▶ [Available records]:
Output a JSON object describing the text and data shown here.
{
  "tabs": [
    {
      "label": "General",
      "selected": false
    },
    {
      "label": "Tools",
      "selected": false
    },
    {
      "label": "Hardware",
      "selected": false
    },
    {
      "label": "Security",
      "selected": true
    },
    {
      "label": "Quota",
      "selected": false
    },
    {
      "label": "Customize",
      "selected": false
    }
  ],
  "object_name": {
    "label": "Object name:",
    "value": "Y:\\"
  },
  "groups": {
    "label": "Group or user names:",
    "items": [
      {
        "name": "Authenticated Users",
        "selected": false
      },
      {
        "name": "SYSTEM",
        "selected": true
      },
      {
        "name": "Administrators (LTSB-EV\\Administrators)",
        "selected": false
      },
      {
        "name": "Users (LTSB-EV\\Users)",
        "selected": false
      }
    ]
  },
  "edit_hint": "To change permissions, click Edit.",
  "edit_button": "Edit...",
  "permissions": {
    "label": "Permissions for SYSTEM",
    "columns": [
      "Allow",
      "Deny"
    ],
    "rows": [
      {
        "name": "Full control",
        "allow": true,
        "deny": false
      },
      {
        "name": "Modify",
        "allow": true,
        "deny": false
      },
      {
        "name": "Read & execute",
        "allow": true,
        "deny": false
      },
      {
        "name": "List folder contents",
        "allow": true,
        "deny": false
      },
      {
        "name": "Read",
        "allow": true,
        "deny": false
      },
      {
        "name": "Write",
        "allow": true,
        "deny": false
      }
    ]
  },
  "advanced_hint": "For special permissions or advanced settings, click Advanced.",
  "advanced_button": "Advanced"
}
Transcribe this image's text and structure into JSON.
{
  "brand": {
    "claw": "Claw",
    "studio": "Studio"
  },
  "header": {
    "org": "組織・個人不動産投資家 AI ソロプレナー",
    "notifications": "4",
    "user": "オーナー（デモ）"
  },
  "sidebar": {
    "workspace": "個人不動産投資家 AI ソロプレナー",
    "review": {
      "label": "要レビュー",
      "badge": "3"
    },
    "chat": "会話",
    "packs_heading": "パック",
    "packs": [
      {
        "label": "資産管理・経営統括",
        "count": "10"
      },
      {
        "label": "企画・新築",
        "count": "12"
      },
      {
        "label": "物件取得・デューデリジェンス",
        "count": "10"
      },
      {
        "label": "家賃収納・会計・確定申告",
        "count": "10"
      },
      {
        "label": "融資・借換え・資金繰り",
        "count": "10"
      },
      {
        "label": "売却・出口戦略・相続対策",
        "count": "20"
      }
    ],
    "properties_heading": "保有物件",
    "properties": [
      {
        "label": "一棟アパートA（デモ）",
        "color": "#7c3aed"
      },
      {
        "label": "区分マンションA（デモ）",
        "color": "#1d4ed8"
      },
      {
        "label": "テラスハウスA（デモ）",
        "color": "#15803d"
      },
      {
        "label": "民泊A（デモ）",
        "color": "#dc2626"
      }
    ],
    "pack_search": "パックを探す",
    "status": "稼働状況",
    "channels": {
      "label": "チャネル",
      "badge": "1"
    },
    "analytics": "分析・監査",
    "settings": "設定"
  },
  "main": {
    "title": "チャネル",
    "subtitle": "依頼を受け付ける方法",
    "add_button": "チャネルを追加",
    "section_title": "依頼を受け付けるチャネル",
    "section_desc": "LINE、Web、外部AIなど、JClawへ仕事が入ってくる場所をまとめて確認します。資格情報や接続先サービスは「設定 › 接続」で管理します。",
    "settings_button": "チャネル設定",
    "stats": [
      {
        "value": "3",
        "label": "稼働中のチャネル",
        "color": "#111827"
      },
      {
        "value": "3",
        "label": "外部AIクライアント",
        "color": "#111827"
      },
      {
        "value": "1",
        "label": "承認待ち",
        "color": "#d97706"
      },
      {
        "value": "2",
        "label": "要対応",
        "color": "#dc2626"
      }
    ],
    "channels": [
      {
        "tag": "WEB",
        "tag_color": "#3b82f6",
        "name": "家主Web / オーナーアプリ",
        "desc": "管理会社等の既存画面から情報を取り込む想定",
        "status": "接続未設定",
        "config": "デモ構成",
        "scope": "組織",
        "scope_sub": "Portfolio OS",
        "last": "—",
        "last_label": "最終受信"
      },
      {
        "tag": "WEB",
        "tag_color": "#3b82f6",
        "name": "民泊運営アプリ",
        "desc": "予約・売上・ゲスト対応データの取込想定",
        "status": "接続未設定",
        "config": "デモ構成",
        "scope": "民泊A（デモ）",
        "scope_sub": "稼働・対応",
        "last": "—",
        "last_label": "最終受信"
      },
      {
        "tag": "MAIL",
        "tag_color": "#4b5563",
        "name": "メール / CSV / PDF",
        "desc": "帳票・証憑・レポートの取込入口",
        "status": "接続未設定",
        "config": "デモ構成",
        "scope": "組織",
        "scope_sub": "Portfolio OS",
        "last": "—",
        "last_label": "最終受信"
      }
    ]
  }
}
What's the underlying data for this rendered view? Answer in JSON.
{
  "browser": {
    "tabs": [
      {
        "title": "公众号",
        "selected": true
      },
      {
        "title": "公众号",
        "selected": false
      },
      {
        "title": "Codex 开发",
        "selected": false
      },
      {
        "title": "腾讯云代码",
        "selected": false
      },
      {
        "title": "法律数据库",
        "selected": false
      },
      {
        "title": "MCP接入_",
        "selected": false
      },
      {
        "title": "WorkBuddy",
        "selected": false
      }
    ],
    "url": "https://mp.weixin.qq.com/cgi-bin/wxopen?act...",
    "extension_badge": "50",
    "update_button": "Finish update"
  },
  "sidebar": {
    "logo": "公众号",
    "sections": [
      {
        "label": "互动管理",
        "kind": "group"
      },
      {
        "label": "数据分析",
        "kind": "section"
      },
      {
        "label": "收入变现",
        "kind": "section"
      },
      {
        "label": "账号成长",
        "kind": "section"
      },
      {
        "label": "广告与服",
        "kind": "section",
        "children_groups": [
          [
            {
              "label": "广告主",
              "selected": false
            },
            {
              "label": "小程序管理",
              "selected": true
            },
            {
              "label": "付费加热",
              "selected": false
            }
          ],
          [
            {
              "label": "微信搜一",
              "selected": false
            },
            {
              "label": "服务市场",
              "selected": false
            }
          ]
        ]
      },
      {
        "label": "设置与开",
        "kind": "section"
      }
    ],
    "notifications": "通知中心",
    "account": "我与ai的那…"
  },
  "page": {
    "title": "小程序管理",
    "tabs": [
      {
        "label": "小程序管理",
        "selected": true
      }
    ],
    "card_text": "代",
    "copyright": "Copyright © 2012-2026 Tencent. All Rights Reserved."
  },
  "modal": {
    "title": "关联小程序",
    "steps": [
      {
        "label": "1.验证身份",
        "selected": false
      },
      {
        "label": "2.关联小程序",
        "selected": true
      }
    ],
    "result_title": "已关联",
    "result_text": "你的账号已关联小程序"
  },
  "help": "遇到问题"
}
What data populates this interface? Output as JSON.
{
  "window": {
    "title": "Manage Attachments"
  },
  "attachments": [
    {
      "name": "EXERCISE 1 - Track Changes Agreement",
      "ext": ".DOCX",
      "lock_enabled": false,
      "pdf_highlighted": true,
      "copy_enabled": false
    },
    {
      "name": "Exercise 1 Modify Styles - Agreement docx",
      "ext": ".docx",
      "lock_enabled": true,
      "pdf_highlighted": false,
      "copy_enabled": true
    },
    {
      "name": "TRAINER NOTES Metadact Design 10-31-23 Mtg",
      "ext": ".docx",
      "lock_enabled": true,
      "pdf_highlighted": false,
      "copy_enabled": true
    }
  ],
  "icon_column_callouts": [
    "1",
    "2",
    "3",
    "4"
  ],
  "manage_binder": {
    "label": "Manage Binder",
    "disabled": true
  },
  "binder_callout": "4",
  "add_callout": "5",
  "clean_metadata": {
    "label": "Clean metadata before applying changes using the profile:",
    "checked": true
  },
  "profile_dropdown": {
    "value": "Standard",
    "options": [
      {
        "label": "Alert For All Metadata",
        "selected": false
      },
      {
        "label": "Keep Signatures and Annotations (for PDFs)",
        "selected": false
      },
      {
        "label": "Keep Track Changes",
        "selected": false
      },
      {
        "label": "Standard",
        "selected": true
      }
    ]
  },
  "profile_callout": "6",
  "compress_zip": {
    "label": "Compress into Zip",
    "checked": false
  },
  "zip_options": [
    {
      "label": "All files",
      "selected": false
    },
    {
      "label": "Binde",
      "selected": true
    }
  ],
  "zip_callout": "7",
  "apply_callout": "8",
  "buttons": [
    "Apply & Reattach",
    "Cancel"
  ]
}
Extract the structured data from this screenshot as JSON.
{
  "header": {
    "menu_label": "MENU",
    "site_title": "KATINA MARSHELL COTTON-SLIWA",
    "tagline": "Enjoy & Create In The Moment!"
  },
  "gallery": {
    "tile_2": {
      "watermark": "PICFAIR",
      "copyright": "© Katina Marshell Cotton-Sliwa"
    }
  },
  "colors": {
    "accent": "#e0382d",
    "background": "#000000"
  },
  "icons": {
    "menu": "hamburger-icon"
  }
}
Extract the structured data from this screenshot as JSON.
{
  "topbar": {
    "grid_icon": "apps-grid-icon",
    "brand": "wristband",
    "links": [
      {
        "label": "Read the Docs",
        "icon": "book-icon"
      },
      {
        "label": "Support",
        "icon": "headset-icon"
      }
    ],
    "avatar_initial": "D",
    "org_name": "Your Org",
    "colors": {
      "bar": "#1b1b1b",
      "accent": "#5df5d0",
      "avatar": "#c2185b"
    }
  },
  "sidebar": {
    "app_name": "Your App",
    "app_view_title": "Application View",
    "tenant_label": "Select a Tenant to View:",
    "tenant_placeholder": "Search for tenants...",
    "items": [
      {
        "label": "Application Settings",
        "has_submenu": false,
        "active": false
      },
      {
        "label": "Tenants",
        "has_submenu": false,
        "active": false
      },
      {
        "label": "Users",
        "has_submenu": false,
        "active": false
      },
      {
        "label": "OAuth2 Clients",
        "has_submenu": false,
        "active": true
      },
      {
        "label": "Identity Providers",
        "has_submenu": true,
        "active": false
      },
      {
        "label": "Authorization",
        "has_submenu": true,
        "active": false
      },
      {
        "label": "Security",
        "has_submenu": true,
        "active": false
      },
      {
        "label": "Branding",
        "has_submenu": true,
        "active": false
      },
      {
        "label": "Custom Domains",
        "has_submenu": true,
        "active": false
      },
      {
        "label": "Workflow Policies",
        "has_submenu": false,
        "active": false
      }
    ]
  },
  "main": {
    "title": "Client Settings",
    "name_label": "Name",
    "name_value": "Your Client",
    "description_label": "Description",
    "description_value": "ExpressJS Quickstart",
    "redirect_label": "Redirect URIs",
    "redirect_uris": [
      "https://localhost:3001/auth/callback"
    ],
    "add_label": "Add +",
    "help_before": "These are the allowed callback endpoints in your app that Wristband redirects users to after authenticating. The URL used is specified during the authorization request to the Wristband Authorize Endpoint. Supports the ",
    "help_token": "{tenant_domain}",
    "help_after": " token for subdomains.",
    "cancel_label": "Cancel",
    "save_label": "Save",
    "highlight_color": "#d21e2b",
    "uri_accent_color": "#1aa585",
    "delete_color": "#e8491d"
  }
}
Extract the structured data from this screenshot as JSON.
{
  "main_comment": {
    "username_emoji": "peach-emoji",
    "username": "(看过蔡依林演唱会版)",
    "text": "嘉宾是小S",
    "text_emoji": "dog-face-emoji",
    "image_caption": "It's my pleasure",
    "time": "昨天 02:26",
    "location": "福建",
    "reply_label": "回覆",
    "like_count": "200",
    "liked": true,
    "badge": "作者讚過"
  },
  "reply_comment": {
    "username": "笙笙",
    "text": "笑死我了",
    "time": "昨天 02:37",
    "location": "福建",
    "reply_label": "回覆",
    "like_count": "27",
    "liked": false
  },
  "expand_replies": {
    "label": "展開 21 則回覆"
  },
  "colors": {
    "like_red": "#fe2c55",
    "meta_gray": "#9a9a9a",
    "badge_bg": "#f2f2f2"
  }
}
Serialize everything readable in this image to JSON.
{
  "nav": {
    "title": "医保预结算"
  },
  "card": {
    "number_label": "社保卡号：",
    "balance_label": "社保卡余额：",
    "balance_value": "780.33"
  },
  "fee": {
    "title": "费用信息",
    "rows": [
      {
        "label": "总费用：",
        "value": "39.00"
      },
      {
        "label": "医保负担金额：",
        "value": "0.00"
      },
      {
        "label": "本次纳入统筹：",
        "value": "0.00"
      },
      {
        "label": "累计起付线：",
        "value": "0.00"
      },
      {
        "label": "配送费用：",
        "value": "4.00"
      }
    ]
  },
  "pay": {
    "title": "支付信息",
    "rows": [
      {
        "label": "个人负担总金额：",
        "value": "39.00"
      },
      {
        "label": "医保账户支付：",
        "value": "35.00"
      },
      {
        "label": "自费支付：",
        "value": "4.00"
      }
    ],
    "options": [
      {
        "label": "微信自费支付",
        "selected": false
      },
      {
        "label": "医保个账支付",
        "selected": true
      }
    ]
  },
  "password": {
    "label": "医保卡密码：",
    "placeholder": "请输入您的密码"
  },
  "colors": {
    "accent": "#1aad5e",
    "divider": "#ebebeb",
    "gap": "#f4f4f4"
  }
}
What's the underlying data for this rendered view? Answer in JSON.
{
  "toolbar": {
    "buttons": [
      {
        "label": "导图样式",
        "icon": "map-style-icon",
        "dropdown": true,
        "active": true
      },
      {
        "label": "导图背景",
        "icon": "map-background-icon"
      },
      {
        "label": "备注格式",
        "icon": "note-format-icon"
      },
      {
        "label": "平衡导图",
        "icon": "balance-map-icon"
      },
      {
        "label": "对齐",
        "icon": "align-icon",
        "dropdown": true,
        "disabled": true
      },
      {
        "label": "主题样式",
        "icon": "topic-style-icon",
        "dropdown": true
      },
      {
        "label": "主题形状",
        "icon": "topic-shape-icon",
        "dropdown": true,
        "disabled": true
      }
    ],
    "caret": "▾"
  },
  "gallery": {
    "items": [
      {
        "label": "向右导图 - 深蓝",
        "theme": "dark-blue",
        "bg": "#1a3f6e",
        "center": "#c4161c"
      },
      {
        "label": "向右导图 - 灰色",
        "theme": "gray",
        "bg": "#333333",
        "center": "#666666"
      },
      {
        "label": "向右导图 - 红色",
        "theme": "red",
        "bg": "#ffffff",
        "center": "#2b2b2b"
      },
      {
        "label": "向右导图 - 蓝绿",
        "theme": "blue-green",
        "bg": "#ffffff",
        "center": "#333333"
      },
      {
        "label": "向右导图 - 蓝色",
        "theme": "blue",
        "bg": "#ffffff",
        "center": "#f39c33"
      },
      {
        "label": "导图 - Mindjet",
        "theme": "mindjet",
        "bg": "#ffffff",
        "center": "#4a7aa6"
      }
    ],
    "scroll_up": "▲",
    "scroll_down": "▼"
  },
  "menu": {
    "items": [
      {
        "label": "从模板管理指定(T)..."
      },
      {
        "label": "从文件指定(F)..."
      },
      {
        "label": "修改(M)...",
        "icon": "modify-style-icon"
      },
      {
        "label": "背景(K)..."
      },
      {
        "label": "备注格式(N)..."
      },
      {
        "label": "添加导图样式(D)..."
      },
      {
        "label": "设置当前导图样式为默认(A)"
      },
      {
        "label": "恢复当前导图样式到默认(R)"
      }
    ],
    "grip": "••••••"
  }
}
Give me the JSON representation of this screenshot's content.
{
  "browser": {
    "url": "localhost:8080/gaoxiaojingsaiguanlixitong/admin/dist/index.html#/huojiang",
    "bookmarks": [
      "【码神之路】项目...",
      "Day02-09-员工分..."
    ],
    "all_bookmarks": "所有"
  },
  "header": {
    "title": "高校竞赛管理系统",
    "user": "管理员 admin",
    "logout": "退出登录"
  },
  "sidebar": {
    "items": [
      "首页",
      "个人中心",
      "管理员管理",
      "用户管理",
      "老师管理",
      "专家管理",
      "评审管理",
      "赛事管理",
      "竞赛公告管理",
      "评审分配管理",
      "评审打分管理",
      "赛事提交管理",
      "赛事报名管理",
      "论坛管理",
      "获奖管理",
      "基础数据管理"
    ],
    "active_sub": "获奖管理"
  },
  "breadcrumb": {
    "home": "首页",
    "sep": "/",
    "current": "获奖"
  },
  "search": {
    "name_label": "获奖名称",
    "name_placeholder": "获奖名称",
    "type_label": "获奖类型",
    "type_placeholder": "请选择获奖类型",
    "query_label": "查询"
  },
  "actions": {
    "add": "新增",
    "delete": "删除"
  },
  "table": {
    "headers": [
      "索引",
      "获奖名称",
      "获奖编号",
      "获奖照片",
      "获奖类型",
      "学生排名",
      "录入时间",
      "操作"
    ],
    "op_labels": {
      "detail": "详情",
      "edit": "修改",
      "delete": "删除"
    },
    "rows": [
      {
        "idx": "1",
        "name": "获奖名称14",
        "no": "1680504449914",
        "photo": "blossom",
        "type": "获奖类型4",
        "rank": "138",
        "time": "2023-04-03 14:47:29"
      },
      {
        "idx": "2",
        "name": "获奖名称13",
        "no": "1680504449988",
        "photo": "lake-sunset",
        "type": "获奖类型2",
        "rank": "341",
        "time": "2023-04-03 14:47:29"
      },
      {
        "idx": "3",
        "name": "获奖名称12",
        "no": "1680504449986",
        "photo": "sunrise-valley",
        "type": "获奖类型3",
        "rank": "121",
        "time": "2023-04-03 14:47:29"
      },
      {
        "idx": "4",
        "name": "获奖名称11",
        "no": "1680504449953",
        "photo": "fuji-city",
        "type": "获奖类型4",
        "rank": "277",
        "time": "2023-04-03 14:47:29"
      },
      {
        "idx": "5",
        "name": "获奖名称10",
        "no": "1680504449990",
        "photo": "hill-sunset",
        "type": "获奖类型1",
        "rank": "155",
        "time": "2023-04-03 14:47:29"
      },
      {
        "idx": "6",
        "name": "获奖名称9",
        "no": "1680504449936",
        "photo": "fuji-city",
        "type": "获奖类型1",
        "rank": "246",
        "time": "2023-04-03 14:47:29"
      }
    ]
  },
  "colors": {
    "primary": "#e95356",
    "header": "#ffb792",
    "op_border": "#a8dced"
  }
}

▶ [Do this]: Return all the lines that contain the string "photo".

▶ [Exercise output]:
        "photo": "blossom",
        "photo": "lake-sunset",
        "photo": "sunrise-valley",
        "photo": "fuji-city",
        "photo": "hill-sunset",
        "photo": "fuji-city",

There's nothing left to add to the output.